-- Begin MATERIAL SHOWN --
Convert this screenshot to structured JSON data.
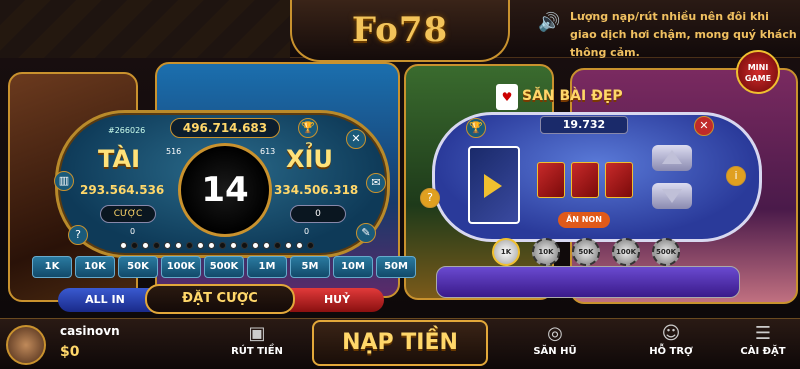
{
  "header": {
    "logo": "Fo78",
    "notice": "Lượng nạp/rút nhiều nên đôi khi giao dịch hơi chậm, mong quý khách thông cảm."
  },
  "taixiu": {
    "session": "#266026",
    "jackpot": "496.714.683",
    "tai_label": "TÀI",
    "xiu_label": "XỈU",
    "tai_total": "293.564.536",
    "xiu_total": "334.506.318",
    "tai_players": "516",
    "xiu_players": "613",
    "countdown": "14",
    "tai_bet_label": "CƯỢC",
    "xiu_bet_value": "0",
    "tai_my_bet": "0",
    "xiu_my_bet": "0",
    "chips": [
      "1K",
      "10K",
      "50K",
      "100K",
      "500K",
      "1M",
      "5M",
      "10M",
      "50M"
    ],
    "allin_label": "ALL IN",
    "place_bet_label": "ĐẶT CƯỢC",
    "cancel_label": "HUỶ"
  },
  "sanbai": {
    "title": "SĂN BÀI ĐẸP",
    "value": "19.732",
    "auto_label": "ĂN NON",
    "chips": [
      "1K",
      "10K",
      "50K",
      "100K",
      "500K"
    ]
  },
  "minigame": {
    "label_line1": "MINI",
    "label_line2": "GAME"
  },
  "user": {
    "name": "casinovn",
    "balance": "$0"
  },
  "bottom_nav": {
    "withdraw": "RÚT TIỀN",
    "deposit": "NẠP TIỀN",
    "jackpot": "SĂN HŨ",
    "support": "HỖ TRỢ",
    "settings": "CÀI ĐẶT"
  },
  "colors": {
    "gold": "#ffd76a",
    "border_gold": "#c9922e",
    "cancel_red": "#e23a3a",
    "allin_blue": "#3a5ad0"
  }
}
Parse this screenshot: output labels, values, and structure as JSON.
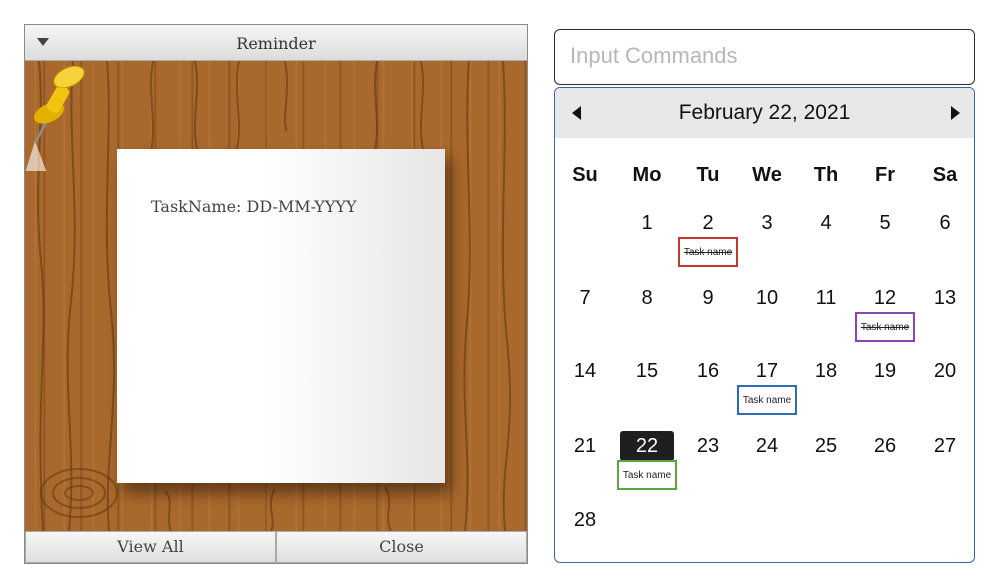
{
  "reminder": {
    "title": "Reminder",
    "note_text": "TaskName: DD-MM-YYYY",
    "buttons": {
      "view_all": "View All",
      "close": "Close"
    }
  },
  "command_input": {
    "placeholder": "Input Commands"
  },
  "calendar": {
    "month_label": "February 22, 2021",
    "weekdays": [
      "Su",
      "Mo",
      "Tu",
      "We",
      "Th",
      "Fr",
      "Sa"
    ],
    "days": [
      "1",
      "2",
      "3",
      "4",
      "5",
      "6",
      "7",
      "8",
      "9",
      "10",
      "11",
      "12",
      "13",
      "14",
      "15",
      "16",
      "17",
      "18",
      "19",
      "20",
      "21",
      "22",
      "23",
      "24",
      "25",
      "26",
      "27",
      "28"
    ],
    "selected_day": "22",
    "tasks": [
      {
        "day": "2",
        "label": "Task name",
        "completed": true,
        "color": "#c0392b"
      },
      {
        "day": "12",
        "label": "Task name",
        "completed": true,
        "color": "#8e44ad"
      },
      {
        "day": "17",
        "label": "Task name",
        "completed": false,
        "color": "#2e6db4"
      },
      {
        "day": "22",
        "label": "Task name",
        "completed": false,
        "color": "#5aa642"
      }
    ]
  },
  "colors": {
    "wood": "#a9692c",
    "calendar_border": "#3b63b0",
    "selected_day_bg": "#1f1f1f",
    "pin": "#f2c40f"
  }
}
-- End MATERIAL SHOWN --
-- Begin MATERIAL SHOWN --
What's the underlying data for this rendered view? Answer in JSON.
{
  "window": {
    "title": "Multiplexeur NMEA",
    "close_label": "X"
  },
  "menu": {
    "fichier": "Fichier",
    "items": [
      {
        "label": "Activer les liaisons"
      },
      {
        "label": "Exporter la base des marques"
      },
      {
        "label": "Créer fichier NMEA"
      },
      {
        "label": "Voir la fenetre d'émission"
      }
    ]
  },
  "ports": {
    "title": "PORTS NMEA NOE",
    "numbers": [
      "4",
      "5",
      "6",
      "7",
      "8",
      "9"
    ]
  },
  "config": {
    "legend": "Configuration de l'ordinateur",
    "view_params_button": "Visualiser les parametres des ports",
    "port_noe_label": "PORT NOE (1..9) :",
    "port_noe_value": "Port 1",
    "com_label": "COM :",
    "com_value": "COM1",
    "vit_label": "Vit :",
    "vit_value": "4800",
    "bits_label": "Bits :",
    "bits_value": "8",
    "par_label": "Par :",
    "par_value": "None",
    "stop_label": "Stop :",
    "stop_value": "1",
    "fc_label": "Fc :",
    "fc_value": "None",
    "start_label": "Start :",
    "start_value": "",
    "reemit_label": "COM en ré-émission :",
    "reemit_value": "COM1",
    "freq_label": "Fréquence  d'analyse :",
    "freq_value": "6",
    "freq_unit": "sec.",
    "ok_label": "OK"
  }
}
-- End MATERIAL SHOWN --
-- Begin MATERIAL SHOWN --
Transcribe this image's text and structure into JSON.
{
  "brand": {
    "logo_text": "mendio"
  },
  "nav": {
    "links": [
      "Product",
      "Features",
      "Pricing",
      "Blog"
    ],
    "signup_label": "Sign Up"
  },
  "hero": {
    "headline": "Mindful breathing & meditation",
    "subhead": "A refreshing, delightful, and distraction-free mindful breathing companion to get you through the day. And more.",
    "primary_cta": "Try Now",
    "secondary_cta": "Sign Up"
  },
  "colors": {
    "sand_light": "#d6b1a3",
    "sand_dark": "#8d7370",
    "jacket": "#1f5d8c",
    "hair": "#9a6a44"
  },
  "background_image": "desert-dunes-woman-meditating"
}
-- End MATERIAL SHOWN --
GIVEN REQUEST:
Look through the records above and report how many lines hold the word "Sign", giving only the number.

CORRECT RESULT:
2